### [ENTRIES]
-- begin --
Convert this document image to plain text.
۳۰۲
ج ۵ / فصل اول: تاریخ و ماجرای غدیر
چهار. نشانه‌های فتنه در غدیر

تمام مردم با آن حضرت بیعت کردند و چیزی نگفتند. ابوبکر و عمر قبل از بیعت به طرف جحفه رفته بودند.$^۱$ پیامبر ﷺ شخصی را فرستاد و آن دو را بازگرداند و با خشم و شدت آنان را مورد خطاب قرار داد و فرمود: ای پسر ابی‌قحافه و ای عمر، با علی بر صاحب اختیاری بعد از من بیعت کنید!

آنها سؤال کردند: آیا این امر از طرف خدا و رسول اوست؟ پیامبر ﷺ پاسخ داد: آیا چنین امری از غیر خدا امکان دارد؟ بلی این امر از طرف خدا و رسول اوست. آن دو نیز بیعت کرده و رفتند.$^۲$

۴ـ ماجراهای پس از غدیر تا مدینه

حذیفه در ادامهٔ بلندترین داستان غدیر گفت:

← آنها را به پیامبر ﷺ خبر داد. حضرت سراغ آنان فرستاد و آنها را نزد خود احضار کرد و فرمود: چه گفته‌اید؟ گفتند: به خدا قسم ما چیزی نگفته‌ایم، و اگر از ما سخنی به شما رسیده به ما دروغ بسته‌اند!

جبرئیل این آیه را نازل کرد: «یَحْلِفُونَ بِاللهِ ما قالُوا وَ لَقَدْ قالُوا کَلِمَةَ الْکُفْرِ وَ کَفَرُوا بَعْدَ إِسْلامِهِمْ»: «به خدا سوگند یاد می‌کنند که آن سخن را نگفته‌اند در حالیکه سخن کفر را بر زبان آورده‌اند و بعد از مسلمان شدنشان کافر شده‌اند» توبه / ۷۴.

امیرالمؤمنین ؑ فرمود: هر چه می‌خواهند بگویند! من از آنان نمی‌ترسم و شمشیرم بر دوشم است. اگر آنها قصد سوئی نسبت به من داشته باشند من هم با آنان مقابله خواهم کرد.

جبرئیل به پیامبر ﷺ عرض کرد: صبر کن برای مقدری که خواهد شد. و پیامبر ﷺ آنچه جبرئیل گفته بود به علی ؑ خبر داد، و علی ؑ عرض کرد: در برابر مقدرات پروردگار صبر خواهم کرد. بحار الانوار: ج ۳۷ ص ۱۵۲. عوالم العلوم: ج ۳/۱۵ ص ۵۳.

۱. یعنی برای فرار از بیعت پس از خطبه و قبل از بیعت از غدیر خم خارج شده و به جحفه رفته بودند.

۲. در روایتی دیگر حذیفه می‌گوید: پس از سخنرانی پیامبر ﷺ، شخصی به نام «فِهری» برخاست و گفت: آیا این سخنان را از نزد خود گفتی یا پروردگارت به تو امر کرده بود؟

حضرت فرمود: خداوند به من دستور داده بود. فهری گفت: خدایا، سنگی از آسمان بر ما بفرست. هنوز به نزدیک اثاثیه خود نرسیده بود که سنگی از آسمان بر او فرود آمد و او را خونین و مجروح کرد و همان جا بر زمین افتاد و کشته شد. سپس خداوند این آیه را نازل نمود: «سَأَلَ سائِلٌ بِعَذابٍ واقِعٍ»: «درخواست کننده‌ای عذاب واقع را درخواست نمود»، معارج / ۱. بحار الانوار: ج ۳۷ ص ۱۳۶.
-- end --
Each line above must be reproduced exactly as it stands.

Convert this document image to plain text.
۳۰۲
ج ۵ / فصل اول: تاریخ و ماجرای غدیر
چهار. نشانه‌های فتنه در غدیر

تمام مردم با آن حضرت بیعت کردند و چیزی نگفتند. ابوبکر و عمر قبل از بیعت به طرف جحفه رفته بودند.$^۱$ پیامبر ﷺ شخصی را فرستاد و آن دو را بازگرداند و با خشم و شدت آنان را مورد خطاب قرار داد و فرمود: ای پسر ابی‌قحافه و ای عمر، با علی بر صاحب اختیاری بعد از من بیعت کنید!

آنها سؤال کردند: آیا این امر از طرف خدا و رسول اوست؟ پیامبر ﷺ پاسخ داد: آیا چنین امری از غیر خدا امکان دارد؟ بلی این امر از طرف خدا و رسول اوست. آن دو نیز بیعت کرده و رفتند.$^۲$

۴ـ ماجراهای پس از غدیر تا مدینه

حذیفه در ادامهٔ بلندترین داستان غدیر گفت:

← آنها را به پیامبر ﷺ خبر داد. حضرت سراغ آنان فرستاد و آنها را نزد خود احضار کرد و فرمود: چه گفته‌اید؟ گفتند: به خدا قسم ما چیزی نگفته‌ایم، و اگر از ما سخنی به شما رسیده به ما دروغ بسته‌اند!

جبرئیل این آیه را نازل کرد: «یَحْلِفُونَ بِاللهِ ما قالُوا وَ لَقَدْ قالُوا کَلِمَةَ الْکُفْرِ وَ کَفَرُوا بَعْدَ إِسْلامِهِمْ»: «به خدا سوگند یاد می‌کنند که آن سخن را نگفته‌اند در حالیکه سخن کفر را بر زبان آورده‌اند و بعد از مسلمان شدنشان کافر شده‌اند» توبه / ۷۴.

امیرالمؤمنین ؑ فرمود: هر چه می‌خواهند بگویند! من از آنان نمی‌ترسم و شمشیرم بر دوشم است. اگر آنها قصد سوئی نسبت به من داشته باشند من هم با آنان مقابله خواهم کرد.

جبرئیل به پیامبر ﷺ عرض کرد: صبر کن برای مقدری که خواهد شد. و پیامبر ﷺ آنچه جبرئیل گفته بود به علی ؑ خبر داد، و علی ؑ عرض کرد: در برابر مقدرات پروردگار صبر خواهم کرد. بحار الانوار: ج ۳۷ ص ۱۵۲. عوالم العلوم: ج ۳/۱۵ ص ۵۳.

۱. یعنی برای فرار از بیعت پس از خطبه و قبل از بیعت از غدیر خم خارج شده و به جحفه رفته بودند.

۲. در روایتی دیگر حذیفه می‌گوید: پس از سخنرانی پیامبر ﷺ، شخصی به نام «فِهری» برخاست و گفت: آیا این سخنان را از نزد خود گفتی یا پروردگارت به تو امر کرده بود؟

حضرت فرمود: خداوند به من دستور داده بود. فهری گفت: خدایا، سنگی از آسمان بر ما بفرست. هنوز به نزدیک اثاثیه خود نرسیده بود که سنگی از آسمان بر او فرود آمد و او را خونین و مجروح کرد و همان جا بر زمین افتاد و کشته شد. سپس خداوند این آیه را نازل نمود: «سَأَلَ سائِلٌ بِعَذابٍ واقِعٍ»: «درخواست کننده‌ای عذاب واقع را درخواست نمود»، معارج / ۱. بحار الانوار: ج ۳۷ ص ۱۳۶.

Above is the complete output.